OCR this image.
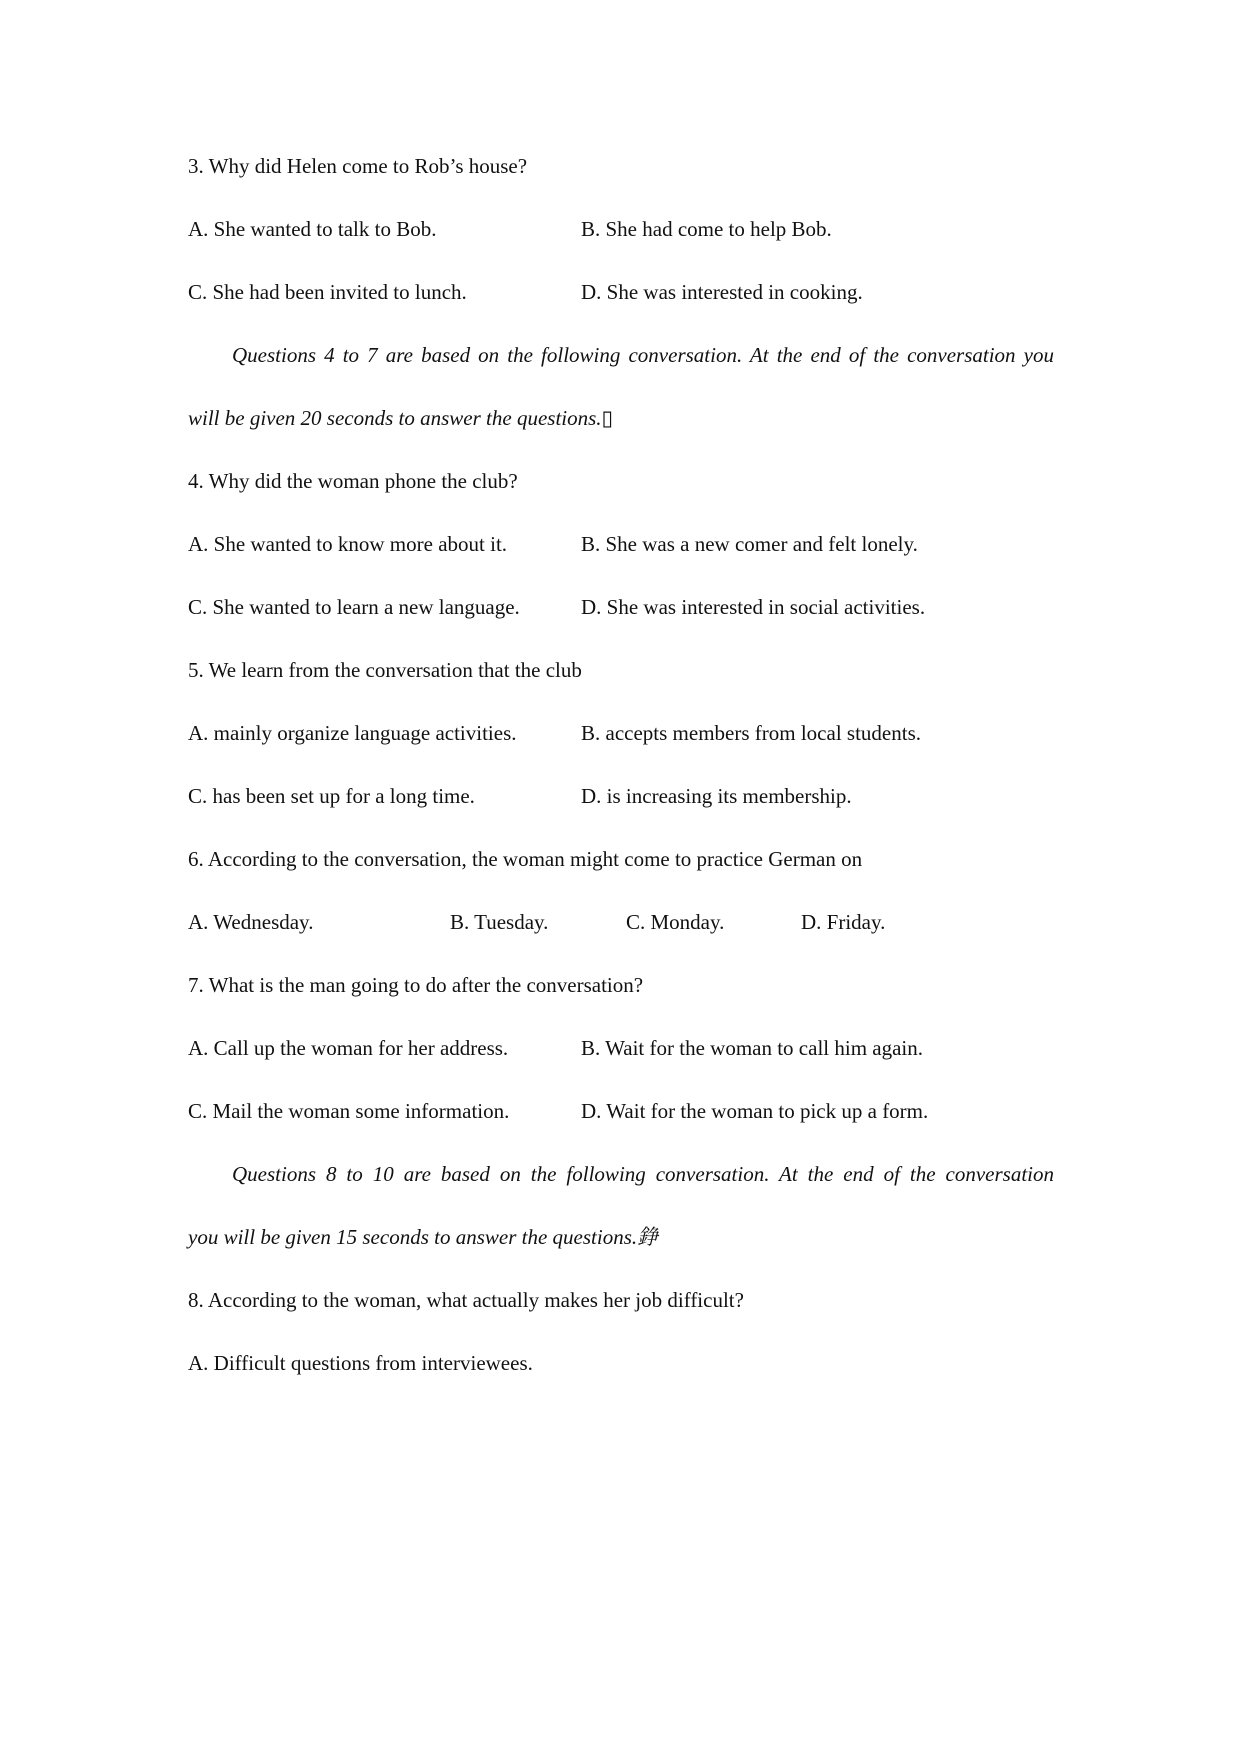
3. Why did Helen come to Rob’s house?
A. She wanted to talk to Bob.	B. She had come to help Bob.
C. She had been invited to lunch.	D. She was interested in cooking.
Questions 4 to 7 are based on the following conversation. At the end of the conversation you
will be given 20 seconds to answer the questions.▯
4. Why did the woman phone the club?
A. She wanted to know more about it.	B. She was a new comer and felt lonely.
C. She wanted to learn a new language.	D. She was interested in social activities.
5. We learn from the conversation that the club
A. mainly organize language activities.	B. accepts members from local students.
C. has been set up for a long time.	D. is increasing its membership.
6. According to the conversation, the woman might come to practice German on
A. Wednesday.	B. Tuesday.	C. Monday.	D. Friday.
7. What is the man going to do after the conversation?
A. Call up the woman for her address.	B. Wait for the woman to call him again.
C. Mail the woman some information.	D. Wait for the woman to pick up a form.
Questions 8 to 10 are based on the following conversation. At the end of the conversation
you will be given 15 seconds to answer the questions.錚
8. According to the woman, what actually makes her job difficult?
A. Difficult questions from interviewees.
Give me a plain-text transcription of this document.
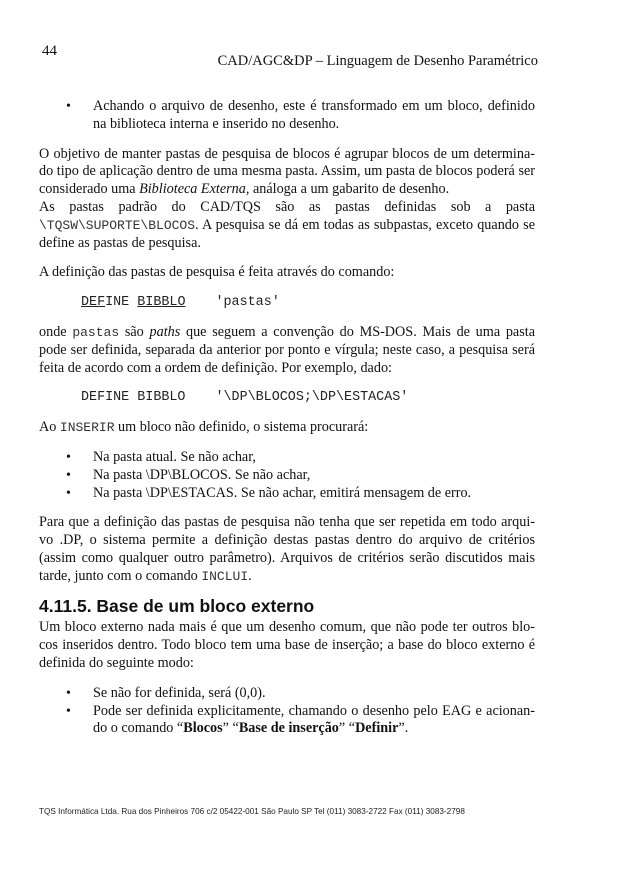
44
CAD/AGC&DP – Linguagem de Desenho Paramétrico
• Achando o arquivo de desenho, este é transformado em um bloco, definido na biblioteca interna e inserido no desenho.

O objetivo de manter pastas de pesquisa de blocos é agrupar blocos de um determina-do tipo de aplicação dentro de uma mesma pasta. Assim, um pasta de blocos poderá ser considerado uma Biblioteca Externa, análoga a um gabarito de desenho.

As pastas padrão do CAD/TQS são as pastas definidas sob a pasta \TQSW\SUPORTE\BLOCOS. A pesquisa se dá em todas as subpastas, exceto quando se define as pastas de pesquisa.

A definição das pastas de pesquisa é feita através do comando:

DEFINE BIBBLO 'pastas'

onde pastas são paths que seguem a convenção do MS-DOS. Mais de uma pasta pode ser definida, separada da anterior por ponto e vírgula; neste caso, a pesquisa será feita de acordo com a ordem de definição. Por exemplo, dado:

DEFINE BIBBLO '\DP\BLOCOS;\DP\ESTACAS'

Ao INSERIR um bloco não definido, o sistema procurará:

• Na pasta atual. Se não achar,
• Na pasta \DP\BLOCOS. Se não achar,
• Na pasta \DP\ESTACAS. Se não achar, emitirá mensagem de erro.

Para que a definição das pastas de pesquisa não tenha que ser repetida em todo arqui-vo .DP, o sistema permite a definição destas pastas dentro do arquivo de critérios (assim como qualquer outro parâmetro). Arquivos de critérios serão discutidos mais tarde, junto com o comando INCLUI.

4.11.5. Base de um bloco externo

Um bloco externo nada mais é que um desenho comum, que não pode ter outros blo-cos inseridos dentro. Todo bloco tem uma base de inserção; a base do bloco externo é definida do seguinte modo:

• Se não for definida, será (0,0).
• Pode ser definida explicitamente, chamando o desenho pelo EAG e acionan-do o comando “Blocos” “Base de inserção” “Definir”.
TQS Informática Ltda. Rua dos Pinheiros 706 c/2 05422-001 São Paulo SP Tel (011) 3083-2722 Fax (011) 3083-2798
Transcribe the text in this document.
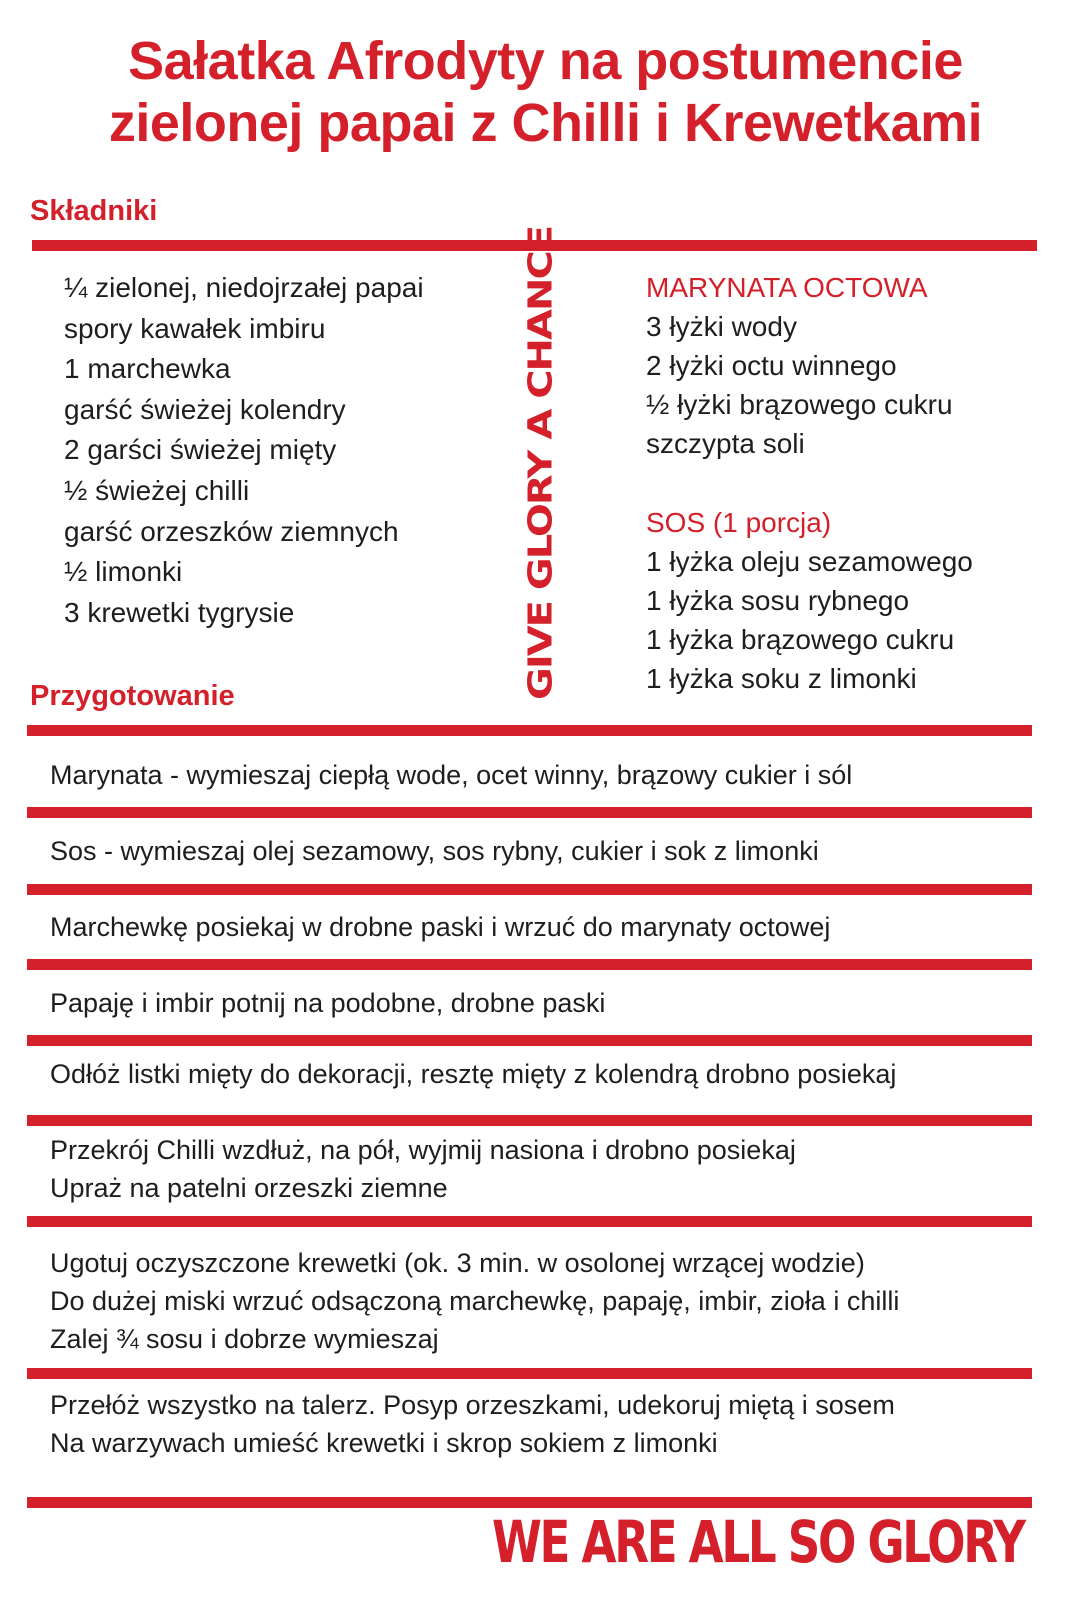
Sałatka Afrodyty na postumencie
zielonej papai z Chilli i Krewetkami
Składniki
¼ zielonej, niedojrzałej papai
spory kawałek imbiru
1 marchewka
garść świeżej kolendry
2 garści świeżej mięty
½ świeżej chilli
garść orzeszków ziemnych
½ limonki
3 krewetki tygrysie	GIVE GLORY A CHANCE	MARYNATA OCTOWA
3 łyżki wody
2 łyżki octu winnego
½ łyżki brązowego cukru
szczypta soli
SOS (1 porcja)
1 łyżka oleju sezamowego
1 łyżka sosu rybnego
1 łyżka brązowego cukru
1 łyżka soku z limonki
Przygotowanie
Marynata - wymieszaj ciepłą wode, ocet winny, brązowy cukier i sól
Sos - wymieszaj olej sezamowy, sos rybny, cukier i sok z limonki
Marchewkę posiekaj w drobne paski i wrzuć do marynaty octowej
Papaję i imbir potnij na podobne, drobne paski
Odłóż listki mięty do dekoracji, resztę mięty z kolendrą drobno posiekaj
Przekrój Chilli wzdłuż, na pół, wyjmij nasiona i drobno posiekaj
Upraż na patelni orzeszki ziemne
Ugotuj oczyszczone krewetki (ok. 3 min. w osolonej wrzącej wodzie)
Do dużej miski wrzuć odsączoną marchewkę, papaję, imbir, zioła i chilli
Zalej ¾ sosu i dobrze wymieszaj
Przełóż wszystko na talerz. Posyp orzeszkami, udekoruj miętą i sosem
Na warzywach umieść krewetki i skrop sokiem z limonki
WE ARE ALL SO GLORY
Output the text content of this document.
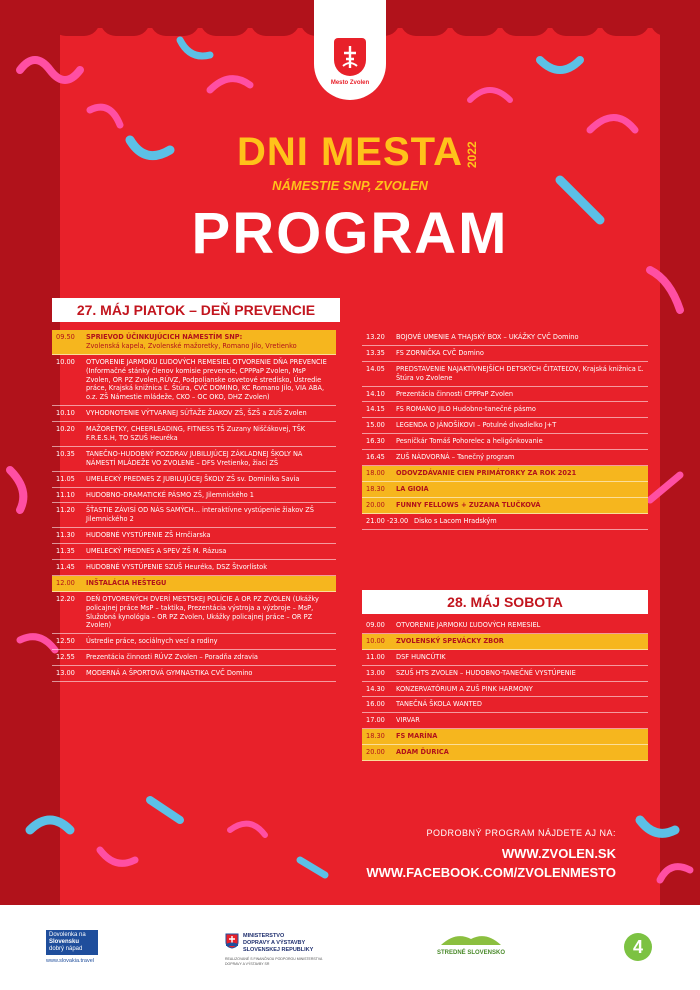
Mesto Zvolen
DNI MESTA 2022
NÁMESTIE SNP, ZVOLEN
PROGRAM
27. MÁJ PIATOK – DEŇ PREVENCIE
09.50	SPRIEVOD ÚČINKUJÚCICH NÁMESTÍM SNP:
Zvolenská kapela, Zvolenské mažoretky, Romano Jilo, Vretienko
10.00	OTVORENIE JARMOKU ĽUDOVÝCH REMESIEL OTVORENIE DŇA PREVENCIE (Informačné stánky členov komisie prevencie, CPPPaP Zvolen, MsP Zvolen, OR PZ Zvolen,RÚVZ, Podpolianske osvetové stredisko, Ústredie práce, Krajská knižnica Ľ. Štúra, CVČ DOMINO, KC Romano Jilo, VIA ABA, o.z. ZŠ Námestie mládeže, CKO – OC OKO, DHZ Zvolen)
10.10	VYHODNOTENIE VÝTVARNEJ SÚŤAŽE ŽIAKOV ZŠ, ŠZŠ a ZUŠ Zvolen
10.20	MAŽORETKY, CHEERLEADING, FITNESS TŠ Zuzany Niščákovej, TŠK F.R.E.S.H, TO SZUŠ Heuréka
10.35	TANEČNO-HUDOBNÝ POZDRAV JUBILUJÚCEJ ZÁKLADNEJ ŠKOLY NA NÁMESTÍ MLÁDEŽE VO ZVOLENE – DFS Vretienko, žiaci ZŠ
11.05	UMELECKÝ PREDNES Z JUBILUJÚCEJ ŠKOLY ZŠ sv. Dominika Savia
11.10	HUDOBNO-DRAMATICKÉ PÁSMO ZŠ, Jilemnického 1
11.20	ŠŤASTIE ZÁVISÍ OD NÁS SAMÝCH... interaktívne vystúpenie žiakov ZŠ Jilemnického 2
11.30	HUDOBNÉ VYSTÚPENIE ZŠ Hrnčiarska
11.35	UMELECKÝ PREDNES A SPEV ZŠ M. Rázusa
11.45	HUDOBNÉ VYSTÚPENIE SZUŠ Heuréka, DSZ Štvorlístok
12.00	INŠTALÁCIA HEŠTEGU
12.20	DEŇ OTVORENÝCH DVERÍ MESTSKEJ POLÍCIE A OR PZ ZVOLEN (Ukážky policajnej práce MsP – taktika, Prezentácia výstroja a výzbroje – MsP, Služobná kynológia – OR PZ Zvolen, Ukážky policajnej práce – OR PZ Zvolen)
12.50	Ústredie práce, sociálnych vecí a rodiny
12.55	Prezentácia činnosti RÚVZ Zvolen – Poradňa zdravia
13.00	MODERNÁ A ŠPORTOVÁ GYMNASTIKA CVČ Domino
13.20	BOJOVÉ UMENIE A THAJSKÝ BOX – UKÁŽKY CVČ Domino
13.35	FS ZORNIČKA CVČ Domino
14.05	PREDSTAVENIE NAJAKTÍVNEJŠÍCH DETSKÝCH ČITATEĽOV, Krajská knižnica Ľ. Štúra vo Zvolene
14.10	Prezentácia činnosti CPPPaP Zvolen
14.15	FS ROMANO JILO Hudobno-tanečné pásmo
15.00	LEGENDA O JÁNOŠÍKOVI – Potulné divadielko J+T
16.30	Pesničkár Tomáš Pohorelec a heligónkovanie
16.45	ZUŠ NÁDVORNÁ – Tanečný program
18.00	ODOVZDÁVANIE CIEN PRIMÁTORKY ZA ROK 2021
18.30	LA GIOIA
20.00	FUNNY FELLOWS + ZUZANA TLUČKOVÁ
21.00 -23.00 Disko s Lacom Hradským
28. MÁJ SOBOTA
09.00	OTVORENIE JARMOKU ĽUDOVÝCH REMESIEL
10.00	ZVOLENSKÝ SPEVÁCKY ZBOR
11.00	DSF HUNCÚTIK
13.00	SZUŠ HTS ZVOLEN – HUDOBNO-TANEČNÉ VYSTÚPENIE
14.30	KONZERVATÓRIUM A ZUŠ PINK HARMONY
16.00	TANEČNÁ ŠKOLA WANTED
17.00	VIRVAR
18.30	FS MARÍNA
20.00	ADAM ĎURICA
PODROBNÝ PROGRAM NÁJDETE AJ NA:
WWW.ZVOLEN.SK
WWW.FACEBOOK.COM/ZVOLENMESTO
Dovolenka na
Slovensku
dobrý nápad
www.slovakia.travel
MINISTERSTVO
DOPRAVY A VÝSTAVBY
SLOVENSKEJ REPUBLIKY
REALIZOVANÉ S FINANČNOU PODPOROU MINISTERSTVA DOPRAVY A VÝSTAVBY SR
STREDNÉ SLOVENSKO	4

**What is being asked**
In the records above, locate every line with the string "answer" and copy it.

**Exercise output**
will be given 20 seconds to answer the questions.▯
you will be given 15 seconds to answer the questions.錚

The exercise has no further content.